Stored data
:::
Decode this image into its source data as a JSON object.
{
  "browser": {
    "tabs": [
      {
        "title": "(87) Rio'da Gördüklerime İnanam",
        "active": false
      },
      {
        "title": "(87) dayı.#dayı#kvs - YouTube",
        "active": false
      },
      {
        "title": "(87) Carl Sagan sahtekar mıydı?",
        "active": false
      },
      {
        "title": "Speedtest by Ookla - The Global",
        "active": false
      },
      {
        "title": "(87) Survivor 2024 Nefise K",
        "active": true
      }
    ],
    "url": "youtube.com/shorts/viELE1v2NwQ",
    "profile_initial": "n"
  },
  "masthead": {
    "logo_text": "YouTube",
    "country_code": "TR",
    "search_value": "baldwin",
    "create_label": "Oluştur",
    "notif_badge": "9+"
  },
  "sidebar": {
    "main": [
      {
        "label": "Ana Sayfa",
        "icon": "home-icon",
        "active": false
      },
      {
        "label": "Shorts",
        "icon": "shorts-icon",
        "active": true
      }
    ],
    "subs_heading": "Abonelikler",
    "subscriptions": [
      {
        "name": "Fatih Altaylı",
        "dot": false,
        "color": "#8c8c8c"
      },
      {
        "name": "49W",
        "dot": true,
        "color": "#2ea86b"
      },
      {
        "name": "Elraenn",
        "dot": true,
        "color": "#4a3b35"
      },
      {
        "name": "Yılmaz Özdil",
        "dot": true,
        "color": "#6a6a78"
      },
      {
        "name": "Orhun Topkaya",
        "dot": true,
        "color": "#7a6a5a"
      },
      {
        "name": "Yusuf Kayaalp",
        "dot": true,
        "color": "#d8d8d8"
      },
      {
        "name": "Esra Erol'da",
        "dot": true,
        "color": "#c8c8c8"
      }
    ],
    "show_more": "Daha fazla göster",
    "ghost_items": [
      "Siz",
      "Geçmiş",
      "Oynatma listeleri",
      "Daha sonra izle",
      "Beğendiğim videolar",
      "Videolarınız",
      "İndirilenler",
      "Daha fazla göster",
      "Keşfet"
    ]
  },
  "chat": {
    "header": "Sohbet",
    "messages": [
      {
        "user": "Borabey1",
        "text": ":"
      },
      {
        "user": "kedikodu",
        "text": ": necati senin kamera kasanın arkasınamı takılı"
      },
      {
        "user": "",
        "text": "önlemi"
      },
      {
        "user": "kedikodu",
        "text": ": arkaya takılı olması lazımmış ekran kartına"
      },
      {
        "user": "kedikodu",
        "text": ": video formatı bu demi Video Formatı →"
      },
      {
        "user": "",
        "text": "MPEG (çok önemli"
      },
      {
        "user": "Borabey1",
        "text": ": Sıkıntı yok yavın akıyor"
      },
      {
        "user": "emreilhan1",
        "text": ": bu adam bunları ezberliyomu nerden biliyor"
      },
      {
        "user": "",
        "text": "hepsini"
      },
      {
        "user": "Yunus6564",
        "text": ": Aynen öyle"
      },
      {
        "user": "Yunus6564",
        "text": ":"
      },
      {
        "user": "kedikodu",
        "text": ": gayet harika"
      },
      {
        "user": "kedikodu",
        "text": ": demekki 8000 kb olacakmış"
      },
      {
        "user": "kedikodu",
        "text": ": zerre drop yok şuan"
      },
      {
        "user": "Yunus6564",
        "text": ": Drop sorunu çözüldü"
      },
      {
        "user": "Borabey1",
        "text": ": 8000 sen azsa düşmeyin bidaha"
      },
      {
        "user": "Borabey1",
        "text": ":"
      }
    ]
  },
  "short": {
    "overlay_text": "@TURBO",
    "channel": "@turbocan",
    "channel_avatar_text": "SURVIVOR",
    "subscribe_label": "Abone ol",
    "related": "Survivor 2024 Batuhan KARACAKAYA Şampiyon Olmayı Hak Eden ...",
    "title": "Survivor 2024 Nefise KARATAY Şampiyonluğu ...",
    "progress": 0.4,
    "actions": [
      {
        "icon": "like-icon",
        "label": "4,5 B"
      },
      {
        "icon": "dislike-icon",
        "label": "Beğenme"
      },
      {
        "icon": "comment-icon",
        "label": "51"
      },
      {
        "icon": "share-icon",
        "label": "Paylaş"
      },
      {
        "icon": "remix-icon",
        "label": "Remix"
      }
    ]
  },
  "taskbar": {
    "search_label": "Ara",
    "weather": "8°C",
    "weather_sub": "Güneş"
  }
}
:::
**Task description:**
Transcribe every line of the data, exactly as it stands.

**The solution:**
Decode this image into its source data as a JSON object.
{
  "browser": {
    "tabs": [
      {
        "title": "(87) Rio'da Gördüklerime İnanam",
        "active": false
      },
      {
        "title": "(87) dayı.#dayı#kvs - YouTube",
        "active": false
      },
      {
        "title": "(87) Carl Sagan sahtekar mıydı?",
        "active": false
      },
      {
        "title": "Speedtest by Ookla - The Global",
        "active": false
      },
      {
        "title": "(87) Survivor 2024 Nefise K",
        "active": true
      }
    ],
    "url": "youtube.com/shorts/viELE1v2NwQ",
    "profile_initial": "n"
  },
  "masthead": {
    "logo_text": "YouTube",
    "country_code": "TR",
    "search_value": "baldwin",
    "create_label": "Oluştur",
    "notif_badge": "9+"
  },
  "sidebar": {
    "main": [
      {
        "label": "Ana Sayfa",
        "icon": "home-icon",
        "active": false
      },
      {
        "label": "Shorts",
        "icon": "shorts-icon",
        "active": true
      }
    ],
    "subs_heading": "Abonelikler",
    "subscriptions": [
      {
        "name": "Fatih Altaylı",
        "dot": false,
        "color": "#8c8c8c"
      },
      {
        "name": "49W",
        "dot": true,
        "color": "#2ea86b"
      },
      {
        "name": "Elraenn",
        "dot": true,
        "color": "#4a3b35"
      },
      {
        "name": "Yılmaz Özdil",
        "dot": true,
        "color": "#6a6a78"
      },
      {
        "name": "Orhun Topkaya",
        "dot": true,
        "color": "#7a6a5a"
      },
      {
        "name": "Yusuf Kayaalp",
        "dot": true,
        "color": "#d8d8d8"
      },
      {
        "name": "Esra Erol'da",
        "dot": true,
        "color": "#c8c8c8"
      }
    ],
    "show_more": "Daha fazla göster",
    "ghost_items": [
      "Siz",
      "Geçmiş",
      "Oynatma listeleri",
      "Daha sonra izle",
      "Beğendiğim videolar",
      "Videolarınız",
      "İndirilenler",
      "Daha fazla göster",
      "Keşfet"
    ]
  },
  "chat": {
    "header": "Sohbet",
    "messages": [
      {
        "user": "Borabey1",
        "text": ":"
      },
      {
        "user": "kedikodu",
        "text": ": necati senin kamera kasanın arkasınamı takılı"
      },
      {
        "user": "",
        "text": "önlemi"
      },
      {
        "user": "kedikodu",
        "text": ": arkaya takılı olması lazımmış ekran kartına"
      },
      {
        "user": "kedikodu",
        "text": ": video formatı bu demi Video Formatı →"
      },
      {
        "user": "",
        "text": "MPEG (çok önemli"
      },
      {
        "user": "Borabey1",
        "text": ": Sıkıntı yok yavın akıyor"
      },
      {
        "user": "emreilhan1",
        "text": ": bu adam bunları ezberliyomu nerden biliyor"
      },
      {
        "user": "",
        "text": "hepsini"
      },
      {
        "user": "Yunus6564",
        "text": ": Aynen öyle"
      },
      {
        "user": "Yunus6564",
        "text": ":"
      },
      {
        "user": "kedikodu",
        "text": ": gayet harika"
      },
      {
        "user": "kedikodu",
        "text": ": demekki 8000 kb olacakmış"
      },
      {
        "user": "kedikodu",
        "text": ": zerre drop yok şuan"
      },
      {
        "user": "Yunus6564",
        "text": ": Drop sorunu çözüldü"
      },
      {
        "user": "Borabey1",
        "text": ": 8000 sen azsa düşmeyin bidaha"
      },
      {
        "user": "Borabey1",
        "text": ":"
      }
    ]
  },
  "short": {
    "overlay_text": "@TURBO",
    "channel": "@turbocan",
    "channel_avatar_text": "SURVIVOR",
    "subscribe_label": "Abone ol",
    "related": "Survivor 2024 Batuhan KARACAKAYA Şampiyon Olmayı Hak Eden ...",
    "title": "Survivor 2024 Nefise KARATAY Şampiyonluğu ...",
    "progress": 0.4,
    "actions": [
      {
        "icon": "like-icon",
        "label": "4,5 B"
      },
      {
        "icon": "dislike-icon",
        "label": "Beğenme"
      },
      {
        "icon": "comment-icon",
        "label": "51"
      },
      {
        "icon": "share-icon",
        "label": "Paylaş"
      },
      {
        "icon": "remix-icon",
        "label": "Remix"
      }
    ]
  },
  "taskbar": {
    "search_label": "Ara",
    "weather": "8°C",
    "weather_sub": "Güneş"
  }
}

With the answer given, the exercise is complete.